Exercise task:
Reproduce each of the following entries word for word.

==========

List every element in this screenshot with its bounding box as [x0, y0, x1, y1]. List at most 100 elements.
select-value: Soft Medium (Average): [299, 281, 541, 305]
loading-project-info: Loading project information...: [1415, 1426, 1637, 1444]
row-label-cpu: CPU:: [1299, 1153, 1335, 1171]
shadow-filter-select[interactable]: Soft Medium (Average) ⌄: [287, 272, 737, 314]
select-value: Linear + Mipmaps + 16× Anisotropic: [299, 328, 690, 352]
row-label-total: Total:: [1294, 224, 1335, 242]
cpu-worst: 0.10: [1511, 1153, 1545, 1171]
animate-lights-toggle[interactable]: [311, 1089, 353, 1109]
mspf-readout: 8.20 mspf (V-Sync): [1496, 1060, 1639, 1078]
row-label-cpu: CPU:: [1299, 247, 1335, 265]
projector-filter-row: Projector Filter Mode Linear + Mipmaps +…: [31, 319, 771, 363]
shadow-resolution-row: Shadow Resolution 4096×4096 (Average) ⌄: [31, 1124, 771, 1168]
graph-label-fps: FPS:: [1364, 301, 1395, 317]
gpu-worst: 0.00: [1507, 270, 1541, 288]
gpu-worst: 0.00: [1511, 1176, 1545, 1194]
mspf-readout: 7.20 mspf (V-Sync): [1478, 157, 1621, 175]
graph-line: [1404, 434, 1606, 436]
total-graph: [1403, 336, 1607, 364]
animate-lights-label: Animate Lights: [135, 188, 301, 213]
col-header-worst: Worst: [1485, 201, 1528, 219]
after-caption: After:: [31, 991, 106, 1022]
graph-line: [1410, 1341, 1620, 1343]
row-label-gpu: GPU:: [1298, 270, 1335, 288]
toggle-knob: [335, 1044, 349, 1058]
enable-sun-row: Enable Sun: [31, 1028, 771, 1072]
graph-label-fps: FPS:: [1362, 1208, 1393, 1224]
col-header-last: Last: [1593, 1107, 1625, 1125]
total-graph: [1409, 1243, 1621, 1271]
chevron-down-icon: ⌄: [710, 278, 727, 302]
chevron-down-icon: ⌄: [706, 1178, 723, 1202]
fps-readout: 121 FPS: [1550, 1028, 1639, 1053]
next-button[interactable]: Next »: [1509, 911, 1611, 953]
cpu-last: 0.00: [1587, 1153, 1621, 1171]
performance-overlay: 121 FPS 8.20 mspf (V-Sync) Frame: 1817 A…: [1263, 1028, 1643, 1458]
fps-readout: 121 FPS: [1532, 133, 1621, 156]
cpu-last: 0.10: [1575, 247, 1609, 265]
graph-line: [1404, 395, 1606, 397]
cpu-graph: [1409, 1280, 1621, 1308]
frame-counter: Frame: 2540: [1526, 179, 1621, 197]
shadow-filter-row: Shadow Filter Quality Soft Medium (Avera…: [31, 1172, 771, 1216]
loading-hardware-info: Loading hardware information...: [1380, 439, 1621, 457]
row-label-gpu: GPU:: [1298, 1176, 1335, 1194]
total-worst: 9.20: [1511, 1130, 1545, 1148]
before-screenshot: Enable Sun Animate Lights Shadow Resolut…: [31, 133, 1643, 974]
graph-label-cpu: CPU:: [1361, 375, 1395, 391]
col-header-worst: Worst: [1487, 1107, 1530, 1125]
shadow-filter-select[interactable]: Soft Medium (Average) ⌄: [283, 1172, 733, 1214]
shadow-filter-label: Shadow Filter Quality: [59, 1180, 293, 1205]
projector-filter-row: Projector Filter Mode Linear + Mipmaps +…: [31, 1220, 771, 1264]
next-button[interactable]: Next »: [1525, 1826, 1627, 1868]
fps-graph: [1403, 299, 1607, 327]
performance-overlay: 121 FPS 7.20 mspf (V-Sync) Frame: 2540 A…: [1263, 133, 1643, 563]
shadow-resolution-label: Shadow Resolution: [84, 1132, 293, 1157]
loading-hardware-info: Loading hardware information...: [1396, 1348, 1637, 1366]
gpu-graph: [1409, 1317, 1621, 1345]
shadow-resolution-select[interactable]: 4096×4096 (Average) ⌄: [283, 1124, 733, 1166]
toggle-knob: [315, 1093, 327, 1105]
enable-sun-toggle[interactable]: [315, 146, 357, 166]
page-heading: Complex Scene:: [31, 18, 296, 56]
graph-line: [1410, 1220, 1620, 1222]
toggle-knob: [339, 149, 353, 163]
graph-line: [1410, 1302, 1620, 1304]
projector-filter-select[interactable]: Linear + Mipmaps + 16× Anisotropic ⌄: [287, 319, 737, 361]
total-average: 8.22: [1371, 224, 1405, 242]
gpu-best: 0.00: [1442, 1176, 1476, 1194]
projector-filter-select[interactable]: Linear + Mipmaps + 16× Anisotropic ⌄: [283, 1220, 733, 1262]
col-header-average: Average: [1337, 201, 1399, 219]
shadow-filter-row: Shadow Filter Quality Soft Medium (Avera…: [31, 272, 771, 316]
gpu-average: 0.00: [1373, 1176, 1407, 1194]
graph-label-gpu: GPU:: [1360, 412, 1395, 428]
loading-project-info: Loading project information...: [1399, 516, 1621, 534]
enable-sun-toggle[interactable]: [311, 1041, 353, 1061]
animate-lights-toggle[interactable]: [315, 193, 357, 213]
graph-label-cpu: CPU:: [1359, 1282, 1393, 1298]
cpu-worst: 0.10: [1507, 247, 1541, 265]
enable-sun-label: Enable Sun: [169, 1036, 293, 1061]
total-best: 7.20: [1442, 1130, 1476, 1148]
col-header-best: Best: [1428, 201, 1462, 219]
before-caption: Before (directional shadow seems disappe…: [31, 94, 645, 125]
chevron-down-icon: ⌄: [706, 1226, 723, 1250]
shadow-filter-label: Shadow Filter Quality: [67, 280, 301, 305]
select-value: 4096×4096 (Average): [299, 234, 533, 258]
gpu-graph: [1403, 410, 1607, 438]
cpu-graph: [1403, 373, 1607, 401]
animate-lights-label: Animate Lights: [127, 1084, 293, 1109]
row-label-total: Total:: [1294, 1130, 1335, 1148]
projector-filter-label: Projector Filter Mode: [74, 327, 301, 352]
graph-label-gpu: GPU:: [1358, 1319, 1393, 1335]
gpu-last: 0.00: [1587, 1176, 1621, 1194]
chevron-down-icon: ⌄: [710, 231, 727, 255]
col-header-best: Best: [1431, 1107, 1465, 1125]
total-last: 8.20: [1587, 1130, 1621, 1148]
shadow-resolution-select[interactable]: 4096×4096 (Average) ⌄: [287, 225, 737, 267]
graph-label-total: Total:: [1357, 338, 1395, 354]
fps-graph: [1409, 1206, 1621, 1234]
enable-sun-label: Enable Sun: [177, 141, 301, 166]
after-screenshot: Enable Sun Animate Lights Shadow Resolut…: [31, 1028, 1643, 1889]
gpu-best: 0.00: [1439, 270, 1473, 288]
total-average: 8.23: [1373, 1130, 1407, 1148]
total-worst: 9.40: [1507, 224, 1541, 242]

==========

Answer in full:
List every element in this screenshot with its bounding box as [x0, y0, x1, y1]. List at most 100 elements.
select-value: Soft Medium (Average): [299, 281, 541, 305]
loading-project-info: Loading project information...: [1415, 1426, 1637, 1444]
row-label-cpu: CPU:: [1299, 1153, 1335, 1171]
shadow-filter-select[interactable]: Soft Medium (Average) ⌄: [287, 272, 737, 314]
select-value: Linear + Mipmaps + 16× Anisotropic: [299, 328, 690, 352]
row-label-total: Total:: [1294, 224, 1335, 242]
cpu-worst: 0.10: [1511, 1153, 1545, 1171]
animate-lights-toggle[interactable]: [311, 1089, 353, 1109]
mspf-readout: 8.20 mspf (V-Sync): [1496, 1060, 1639, 1078]
row-label-cpu: CPU:: [1299, 247, 1335, 265]
projector-filter-row: Projector Filter Mode Linear + Mipmaps +…: [31, 319, 771, 363]
shadow-resolution-row: Shadow Resolution 4096×4096 (Average) ⌄: [31, 1124, 771, 1168]
graph-label-fps: FPS:: [1364, 301, 1395, 317]
gpu-worst: 0.00: [1507, 270, 1541, 288]
gpu-worst: 0.00: [1511, 1176, 1545, 1194]
mspf-readout: 7.20 mspf (V-Sync): [1478, 157, 1621, 175]
graph-line: [1404, 434, 1606, 436]
total-graph: [1403, 336, 1607, 364]
animate-lights-label: Animate Lights: [135, 188, 301, 213]
col-header-worst: Worst: [1485, 201, 1528, 219]
after-caption: After:: [31, 991, 106, 1022]
graph-line: [1410, 1341, 1620, 1343]
row-label-gpu: GPU:: [1298, 270, 1335, 288]
toggle-knob: [335, 1044, 349, 1058]
enable-sun-row: Enable Sun: [31, 1028, 771, 1072]
graph-label-fps: FPS:: [1362, 1208, 1393, 1224]
col-header-last: Last: [1593, 1107, 1625, 1125]
total-graph: [1409, 1243, 1621, 1271]
chevron-down-icon: ⌄: [710, 278, 727, 302]
chevron-down-icon: ⌄: [706, 1178, 723, 1202]
fps-readout: 121 FPS: [1550, 1028, 1639, 1053]
next-button[interactable]: Next »: [1509, 911, 1611, 953]
cpu-last: 0.00: [1587, 1153, 1621, 1171]
performance-overlay: 121 FPS 8.20 mspf (V-Sync) Frame: 1817 A…: [1263, 1028, 1643, 1458]
fps-readout: 121 FPS: [1532, 133, 1621, 156]
cpu-last: 0.10: [1575, 247, 1609, 265]
graph-line: [1404, 395, 1606, 397]
cpu-graph: [1409, 1280, 1621, 1308]
frame-counter: Frame: 2540: [1526, 179, 1621, 197]
shadow-filter-row: Shadow Filter Quality Soft Medium (Avera…: [31, 1172, 771, 1216]
loading-hardware-info: Loading hardware information...: [1380, 439, 1621, 457]
row-label-gpu: GPU:: [1298, 1176, 1335, 1194]
total-worst: 9.20: [1511, 1130, 1545, 1148]
before-screenshot: Enable Sun Animate Lights Shadow Resolut…: [31, 133, 1643, 974]
graph-label-cpu: CPU:: [1361, 375, 1395, 391]
col-header-worst: Worst: [1487, 1107, 1530, 1125]
shadow-filter-select[interactable]: Soft Medium (Average) ⌄: [283, 1172, 733, 1214]
shadow-filter-label: Shadow Filter Quality: [59, 1180, 293, 1205]
projector-filter-row: Projector Filter Mode Linear + Mipmaps +…: [31, 1220, 771, 1264]
next-button[interactable]: Next »: [1525, 1826, 1627, 1868]
fps-graph: [1403, 299, 1607, 327]
performance-overlay: 121 FPS 7.20 mspf (V-Sync) Frame: 2540 A…: [1263, 133, 1643, 563]
shadow-resolution-label: Shadow Resolution: [84, 1132, 293, 1157]
loading-hardware-info: Loading hardware information...: [1396, 1348, 1637, 1366]
gpu-graph: [1409, 1317, 1621, 1345]
shadow-resolution-select[interactable]: 4096×4096 (Average) ⌄: [283, 1124, 733, 1166]
toggle-knob: [315, 1093, 327, 1105]
enable-sun-toggle[interactable]: [315, 146, 357, 166]
page-heading: Complex Scene:: [31, 18, 296, 56]
graph-line: [1410, 1220, 1620, 1222]
toggle-knob: [339, 149, 353, 163]
graph-line: [1410, 1302, 1620, 1304]
projector-filter-select[interactable]: Linear + Mipmaps + 16× Anisotropic ⌄: [287, 319, 737, 361]
total-average: 8.22: [1371, 224, 1405, 242]
gpu-best: 0.00: [1442, 1176, 1476, 1194]
projector-filter-select[interactable]: Linear + Mipmaps + 16× Anisotropic ⌄: [283, 1220, 733, 1262]
col-header-average: Average: [1337, 201, 1399, 219]
shadow-filter-row: Shadow Filter Quality Soft Medium (Avera…: [31, 272, 771, 316]
gpu-average: 0.00: [1373, 1176, 1407, 1194]
graph-label-gpu: GPU:: [1360, 412, 1395, 428]
loading-project-info: Loading project information...: [1399, 516, 1621, 534]
enable-sun-toggle[interactable]: [311, 1041, 353, 1061]
animate-lights-toggle[interactable]: [315, 193, 357, 213]
graph-label-cpu: CPU:: [1359, 1282, 1393, 1298]
cpu-worst: 0.10: [1507, 247, 1541, 265]
enable-sun-label: Enable Sun: [169, 1036, 293, 1061]
total-best: 7.20: [1442, 1130, 1476, 1148]
col-header-best: Best: [1428, 201, 1462, 219]
before-caption: Before (directional shadow seems disappe…: [31, 94, 645, 125]
chevron-down-icon: ⌄: [706, 1226, 723, 1250]
shadow-filter-label: Shadow Filter Quality: [67, 280, 301, 305]
select-value: 4096×4096 (Average): [299, 234, 533, 258]
gpu-graph: [1403, 410, 1607, 438]
cpu-graph: [1403, 373, 1607, 401]
animate-lights-label: Animate Lights: [127, 1084, 293, 1109]
row-label-total: Total:: [1294, 1130, 1335, 1148]
projector-filter-label: Projector Filter Mode: [74, 327, 301, 352]
graph-label-gpu: GPU:: [1358, 1319, 1393, 1335]
gpu-last: 0.00: [1587, 1176, 1621, 1194]
chevron-down-icon: ⌄: [710, 231, 727, 255]
col-header-best: Best: [1431, 1107, 1465, 1125]
total-last: 8.20: [1587, 1130, 1621, 1148]
shadow-resolution-select[interactable]: 4096×4096 (Average) ⌄: [287, 225, 737, 267]
graph-label-total: Total:: [1357, 338, 1395, 354]
fps-graph: [1409, 1206, 1621, 1234]
enable-sun-label: Enable Sun: [177, 141, 301, 166]
after-screenshot: Enable Sun Animate Lights Shadow Resolut…: [31, 1028, 1643, 1889]
gpu-best: 0.00: [1439, 270, 1473, 288]
total-average: 8.23: [1373, 1130, 1407, 1148]
total-worst: 9.40: [1507, 224, 1541, 242]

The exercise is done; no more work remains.